**THE INPUT:**

--------

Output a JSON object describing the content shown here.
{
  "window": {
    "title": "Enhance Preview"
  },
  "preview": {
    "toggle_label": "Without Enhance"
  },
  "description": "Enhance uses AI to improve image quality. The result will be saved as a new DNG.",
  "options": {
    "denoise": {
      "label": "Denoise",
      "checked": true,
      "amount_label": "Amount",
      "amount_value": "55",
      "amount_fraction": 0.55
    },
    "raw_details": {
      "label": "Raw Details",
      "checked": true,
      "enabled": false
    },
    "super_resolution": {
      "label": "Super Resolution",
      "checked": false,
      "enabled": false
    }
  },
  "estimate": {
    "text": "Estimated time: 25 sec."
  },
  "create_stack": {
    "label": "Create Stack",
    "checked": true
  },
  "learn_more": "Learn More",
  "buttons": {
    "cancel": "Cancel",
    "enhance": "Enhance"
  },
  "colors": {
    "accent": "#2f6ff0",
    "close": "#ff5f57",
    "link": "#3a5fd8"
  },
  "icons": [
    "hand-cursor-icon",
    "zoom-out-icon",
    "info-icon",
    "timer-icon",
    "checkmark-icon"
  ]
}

--------

**GOAL:**
Output each entry precisely as given.

**WRITTEN ANSWER:**
Output a JSON object describing the content shown here.
{
  "window": {
    "title": "Enhance Preview"
  },
  "preview": {
    "toggle_label": "Without Enhance"
  },
  "description": "Enhance uses AI to improve image quality. The result will be saved as a new DNG.",
  "options": {
    "denoise": {
      "label": "Denoise",
      "checked": true,
      "amount_label": "Amount",
      "amount_value": "55",
      "amount_fraction": 0.55
    },
    "raw_details": {
      "label": "Raw Details",
      "checked": true,
      "enabled": false
    },
    "super_resolution": {
      "label": "Super Resolution",
      "checked": false,
      "enabled": false
    }
  },
  "estimate": {
    "text": "Estimated time: 25 sec."
  },
  "create_stack": {
    "label": "Create Stack",
    "checked": true
  },
  "learn_more": "Learn More",
  "buttons": {
    "cancel": "Cancel",
    "enhance": "Enhance"
  },
  "colors": {
    "accent": "#2f6ff0",
    "close": "#ff5f57",
    "link": "#3a5fd8"
  },
  "icons": [
    "hand-cursor-icon",
    "zoom-out-icon",
    "info-icon",
    "timer-icon",
    "checkmark-icon"
  ]
}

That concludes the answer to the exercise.